Task inputs:
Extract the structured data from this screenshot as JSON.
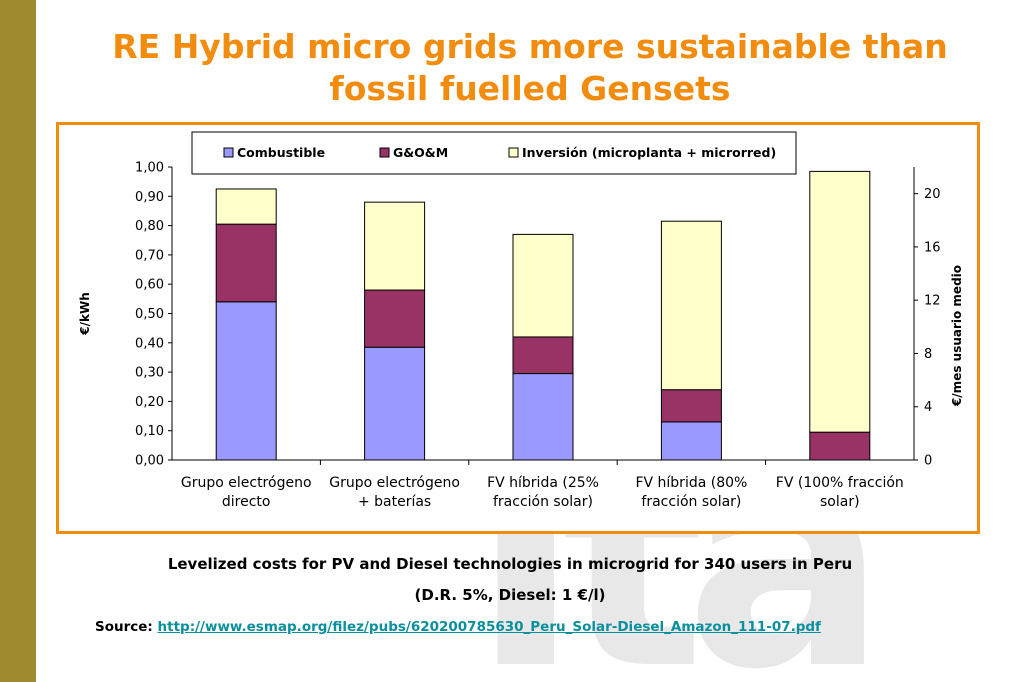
{
  "slide": {
    "title": "RE Hybrid micro grids more sustainable than fossil fuelled Gensets",
    "caption_line1": "Levelized costs for PV and Diesel technologies in  microgrid for 340 users in Peru",
    "caption_line2": "(D.R.  5%,  Diesel: 1 €/l)",
    "source_label": "Source:",
    "source_url": "http://www.esmap.org/filez/pubs/620200785630_Peru_Solar-Diesel_Amazon_111-07.pdf",
    "watermark": "Ita",
    "colors": {
      "title": "#f28c0f",
      "frame": "#f28c0f",
      "sidebar": "#a08a2f",
      "link": "#0a8f9e"
    }
  },
  "chart_data": {
    "type": "bar",
    "stacked": true,
    "categories": [
      [
        "Grupo electrógeno",
        "directo"
      ],
      [
        "Grupo electrógeno",
        "+ baterías"
      ],
      [
        "FV híbrida (25%",
        "fracción solar)"
      ],
      [
        "FV híbrida (80%",
        "fracción solar)"
      ],
      [
        "FV (100% fracción",
        "solar)"
      ]
    ],
    "series": [
      {
        "name": "Combustible",
        "color": "#9999ff",
        "values": [
          0.54,
          0.385,
          0.295,
          0.13,
          0.0
        ]
      },
      {
        "name": "G&O&M",
        "color": "#993366",
        "values": [
          0.265,
          0.195,
          0.125,
          0.11,
          0.095
        ]
      },
      {
        "name": "Inversión (microplanta + microrred)",
        "color": "#ffffcc",
        "values": [
          0.12,
          0.3,
          0.35,
          0.575,
          0.89
        ]
      }
    ],
    "ylabel": "€/kWh",
    "ylim": [
      0,
      1.0
    ],
    "yticks": [
      "0,00",
      "0,10",
      "0,20",
      "0,30",
      "0,40",
      "0,50",
      "0,60",
      "0,70",
      "0,80",
      "0,90",
      "1,00"
    ],
    "y2label": "€/mes usuario medio",
    "y2lim": [
      0,
      22
    ],
    "y2ticks": [
      "0",
      "4",
      "8",
      "12",
      "16",
      "20"
    ],
    "grid": false,
    "legend_position": "top"
  }
}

What you have to do:
Omit the pictures. Transcribe every record exactly.

Written answer:
Extract the structured data from this screenshot as JSON.
{
  "slide": {
    "title": "RE Hybrid micro grids more sustainable than fossil fuelled Gensets",
    "caption_line1": "Levelized costs for PV and Diesel technologies in  microgrid for 340 users in Peru",
    "caption_line2": "(D.R.  5%,  Diesel: 1 €/l)",
    "source_label": "Source:",
    "source_url": "http://www.esmap.org/filez/pubs/620200785630_Peru_Solar-Diesel_Amazon_111-07.pdf",
    "watermark": "Ita",
    "colors": {
      "title": "#f28c0f",
      "frame": "#f28c0f",
      "sidebar": "#a08a2f",
      "link": "#0a8f9e"
    }
  },
  "chart_data": {
    "type": "bar",
    "stacked": true,
    "categories": [
      [
        "Grupo electrógeno",
        "directo"
      ],
      [
        "Grupo electrógeno",
        "+ baterías"
      ],
      [
        "FV híbrida (25%",
        "fracción solar)"
      ],
      [
        "FV híbrida (80%",
        "fracción solar)"
      ],
      [
        "FV (100% fracción",
        "solar)"
      ]
    ],
    "series": [
      {
        "name": "Combustible",
        "color": "#9999ff",
        "values": [
          0.54,
          0.385,
          0.295,
          0.13,
          0.0
        ]
      },
      {
        "name": "G&O&M",
        "color": "#993366",
        "values": [
          0.265,
          0.195,
          0.125,
          0.11,
          0.095
        ]
      },
      {
        "name": "Inversión (microplanta + microrred)",
        "color": "#ffffcc",
        "values": [
          0.12,
          0.3,
          0.35,
          0.575,
          0.89
        ]
      }
    ],
    "ylabel": "€/kWh",
    "ylim": [
      0,
      1.0
    ],
    "yticks": [
      "0,00",
      "0,10",
      "0,20",
      "0,30",
      "0,40",
      "0,50",
      "0,60",
      "0,70",
      "0,80",
      "0,90",
      "1,00"
    ],
    "y2label": "€/mes usuario medio",
    "y2lim": [
      0,
      22
    ],
    "y2ticks": [
      "0",
      "4",
      "8",
      "12",
      "16",
      "20"
    ],
    "grid": false,
    "legend_position": "top"
  }
}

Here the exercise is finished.